● TASK TO CARRY OUT: Tally how many lines include "object". The number is the whole answer.

((

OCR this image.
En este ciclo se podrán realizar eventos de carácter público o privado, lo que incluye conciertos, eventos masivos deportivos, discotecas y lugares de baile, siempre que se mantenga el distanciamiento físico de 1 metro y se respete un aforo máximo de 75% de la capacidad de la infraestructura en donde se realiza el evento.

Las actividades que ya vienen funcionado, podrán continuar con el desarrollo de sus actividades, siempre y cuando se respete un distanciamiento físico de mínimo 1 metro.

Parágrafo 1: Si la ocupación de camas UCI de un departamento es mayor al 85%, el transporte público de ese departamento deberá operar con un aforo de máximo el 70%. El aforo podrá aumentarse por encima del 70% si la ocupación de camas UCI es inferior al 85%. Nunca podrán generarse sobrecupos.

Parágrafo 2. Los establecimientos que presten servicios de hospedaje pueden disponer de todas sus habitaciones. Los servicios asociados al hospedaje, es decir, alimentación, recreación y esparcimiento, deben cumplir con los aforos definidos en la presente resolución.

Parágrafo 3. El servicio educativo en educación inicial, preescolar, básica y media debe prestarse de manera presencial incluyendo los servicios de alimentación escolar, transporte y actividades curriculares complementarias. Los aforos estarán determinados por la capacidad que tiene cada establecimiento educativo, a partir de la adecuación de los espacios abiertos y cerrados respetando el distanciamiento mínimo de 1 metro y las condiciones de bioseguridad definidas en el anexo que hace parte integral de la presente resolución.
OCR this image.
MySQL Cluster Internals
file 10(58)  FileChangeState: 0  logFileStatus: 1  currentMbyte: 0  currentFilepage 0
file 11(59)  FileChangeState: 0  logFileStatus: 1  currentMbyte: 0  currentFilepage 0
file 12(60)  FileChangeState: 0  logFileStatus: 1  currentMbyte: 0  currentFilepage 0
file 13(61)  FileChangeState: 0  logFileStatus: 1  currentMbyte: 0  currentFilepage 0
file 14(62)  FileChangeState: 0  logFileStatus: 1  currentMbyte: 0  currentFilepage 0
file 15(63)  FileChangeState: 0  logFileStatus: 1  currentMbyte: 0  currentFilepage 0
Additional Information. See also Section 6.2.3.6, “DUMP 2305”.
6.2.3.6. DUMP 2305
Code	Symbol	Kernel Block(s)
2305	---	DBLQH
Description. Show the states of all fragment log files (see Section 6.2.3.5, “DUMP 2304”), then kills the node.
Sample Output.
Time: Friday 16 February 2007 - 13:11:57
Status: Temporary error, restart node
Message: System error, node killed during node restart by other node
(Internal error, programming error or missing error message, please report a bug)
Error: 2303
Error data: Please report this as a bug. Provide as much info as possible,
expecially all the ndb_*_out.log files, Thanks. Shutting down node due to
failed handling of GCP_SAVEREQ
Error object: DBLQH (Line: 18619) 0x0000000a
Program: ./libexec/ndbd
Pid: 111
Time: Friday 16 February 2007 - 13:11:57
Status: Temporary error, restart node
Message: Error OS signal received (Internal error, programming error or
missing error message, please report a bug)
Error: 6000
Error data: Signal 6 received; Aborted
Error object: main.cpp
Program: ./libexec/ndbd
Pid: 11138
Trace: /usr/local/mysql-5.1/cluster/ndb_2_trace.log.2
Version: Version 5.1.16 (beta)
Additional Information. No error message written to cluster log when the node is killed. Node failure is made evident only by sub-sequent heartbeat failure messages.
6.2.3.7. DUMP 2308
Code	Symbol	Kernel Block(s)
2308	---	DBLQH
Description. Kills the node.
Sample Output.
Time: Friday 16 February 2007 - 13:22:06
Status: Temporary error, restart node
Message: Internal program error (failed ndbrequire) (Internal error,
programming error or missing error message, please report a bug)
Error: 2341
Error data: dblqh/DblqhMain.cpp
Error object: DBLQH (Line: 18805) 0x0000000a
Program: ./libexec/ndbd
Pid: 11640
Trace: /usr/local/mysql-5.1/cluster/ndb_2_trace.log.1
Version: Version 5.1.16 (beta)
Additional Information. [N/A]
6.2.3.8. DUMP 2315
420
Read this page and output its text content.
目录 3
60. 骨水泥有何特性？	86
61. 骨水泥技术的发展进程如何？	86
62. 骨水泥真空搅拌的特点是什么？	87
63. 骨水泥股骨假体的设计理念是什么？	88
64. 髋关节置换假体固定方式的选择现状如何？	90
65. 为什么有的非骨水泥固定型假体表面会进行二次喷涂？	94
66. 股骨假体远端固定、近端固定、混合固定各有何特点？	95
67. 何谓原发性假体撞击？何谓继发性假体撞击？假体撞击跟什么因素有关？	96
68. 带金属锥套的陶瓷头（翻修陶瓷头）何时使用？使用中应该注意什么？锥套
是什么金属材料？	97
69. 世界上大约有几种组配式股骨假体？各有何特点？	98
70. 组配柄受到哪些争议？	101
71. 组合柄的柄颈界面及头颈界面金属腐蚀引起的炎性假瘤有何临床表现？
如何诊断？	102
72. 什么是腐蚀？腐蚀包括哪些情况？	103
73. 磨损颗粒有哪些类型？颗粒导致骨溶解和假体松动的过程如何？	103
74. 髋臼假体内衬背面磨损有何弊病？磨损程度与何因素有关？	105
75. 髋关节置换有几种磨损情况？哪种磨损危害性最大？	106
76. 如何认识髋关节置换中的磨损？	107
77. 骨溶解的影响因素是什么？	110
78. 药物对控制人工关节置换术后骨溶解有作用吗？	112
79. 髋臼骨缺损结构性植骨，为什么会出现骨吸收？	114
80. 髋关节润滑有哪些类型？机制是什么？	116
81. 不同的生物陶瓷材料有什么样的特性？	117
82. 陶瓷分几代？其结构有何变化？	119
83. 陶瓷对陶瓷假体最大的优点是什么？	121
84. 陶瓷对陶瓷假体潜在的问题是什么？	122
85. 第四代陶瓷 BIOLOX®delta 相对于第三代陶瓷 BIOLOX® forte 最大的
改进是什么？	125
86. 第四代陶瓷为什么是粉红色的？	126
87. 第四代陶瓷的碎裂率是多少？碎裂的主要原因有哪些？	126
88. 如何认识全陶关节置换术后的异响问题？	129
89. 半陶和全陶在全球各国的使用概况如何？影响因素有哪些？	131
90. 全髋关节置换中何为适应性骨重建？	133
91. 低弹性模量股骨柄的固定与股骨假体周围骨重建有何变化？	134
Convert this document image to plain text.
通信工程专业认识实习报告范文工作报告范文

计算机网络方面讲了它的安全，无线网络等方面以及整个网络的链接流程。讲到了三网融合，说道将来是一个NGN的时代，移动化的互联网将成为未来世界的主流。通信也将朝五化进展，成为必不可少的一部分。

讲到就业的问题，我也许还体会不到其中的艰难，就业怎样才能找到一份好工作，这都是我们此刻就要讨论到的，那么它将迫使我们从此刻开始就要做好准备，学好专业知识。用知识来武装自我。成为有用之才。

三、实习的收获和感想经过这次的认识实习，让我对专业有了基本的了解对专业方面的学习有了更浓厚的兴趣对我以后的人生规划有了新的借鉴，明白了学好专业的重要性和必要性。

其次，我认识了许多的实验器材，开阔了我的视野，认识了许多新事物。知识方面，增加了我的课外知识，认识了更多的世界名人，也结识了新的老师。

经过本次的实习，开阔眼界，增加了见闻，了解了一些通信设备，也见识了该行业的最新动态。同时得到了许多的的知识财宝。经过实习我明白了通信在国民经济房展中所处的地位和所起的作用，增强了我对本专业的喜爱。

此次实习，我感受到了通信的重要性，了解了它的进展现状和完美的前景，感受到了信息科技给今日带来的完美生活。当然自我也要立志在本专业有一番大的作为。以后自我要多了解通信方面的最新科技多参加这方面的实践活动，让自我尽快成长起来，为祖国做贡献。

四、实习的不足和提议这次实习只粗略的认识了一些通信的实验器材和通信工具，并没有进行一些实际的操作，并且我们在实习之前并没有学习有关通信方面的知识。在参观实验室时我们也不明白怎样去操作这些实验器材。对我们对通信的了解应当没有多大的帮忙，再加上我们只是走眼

))

● PROBLEM SOLUTION: 3